### DATA EXCERPTS

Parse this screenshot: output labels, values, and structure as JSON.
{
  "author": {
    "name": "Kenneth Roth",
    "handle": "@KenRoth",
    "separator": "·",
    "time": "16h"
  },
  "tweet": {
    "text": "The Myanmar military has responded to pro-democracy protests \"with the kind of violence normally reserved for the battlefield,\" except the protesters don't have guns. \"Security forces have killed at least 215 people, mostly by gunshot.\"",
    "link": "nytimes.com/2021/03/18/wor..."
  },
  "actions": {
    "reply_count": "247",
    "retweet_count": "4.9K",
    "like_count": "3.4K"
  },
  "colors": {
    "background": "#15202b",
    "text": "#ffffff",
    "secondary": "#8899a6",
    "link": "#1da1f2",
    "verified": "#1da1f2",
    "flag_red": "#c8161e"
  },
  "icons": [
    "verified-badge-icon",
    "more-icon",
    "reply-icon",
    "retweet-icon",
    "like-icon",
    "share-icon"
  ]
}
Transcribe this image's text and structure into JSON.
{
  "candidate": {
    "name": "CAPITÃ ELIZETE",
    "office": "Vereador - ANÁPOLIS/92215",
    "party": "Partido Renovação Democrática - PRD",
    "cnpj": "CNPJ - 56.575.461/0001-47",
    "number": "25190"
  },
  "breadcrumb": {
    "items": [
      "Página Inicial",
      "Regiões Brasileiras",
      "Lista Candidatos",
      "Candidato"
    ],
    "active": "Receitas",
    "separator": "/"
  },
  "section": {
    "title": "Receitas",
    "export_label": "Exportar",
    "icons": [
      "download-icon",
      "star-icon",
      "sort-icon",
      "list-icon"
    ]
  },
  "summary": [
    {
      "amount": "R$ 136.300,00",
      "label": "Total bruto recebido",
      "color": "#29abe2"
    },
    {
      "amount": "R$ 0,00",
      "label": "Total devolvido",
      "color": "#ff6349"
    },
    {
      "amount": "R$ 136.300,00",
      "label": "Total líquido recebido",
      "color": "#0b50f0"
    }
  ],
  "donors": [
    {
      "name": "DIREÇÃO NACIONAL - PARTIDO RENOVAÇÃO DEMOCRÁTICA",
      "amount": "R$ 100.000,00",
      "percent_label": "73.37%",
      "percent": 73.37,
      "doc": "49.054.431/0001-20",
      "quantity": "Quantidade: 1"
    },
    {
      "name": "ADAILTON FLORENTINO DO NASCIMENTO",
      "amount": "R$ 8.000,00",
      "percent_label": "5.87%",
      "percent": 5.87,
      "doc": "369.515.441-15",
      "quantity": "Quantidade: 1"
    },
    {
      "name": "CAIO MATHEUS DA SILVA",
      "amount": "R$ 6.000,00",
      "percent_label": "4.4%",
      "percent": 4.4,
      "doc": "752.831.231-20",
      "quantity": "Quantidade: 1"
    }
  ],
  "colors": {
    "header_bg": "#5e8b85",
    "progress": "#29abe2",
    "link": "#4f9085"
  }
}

######

## WHAT IS REQUIRED
Pick out the lines containing the word "text" and show them.

## FINAL RESULT
    "text": "The Myanmar military has responded to pro-democracy protests \"with the kind of violence normally reserved for the battlefield,\" except the protesters don't have guns. \"Security forces have killed at least 215 people, mostly by gunshot.\"",
    "text": "#ffffff",
Transcribe this image's text and structure into JSON.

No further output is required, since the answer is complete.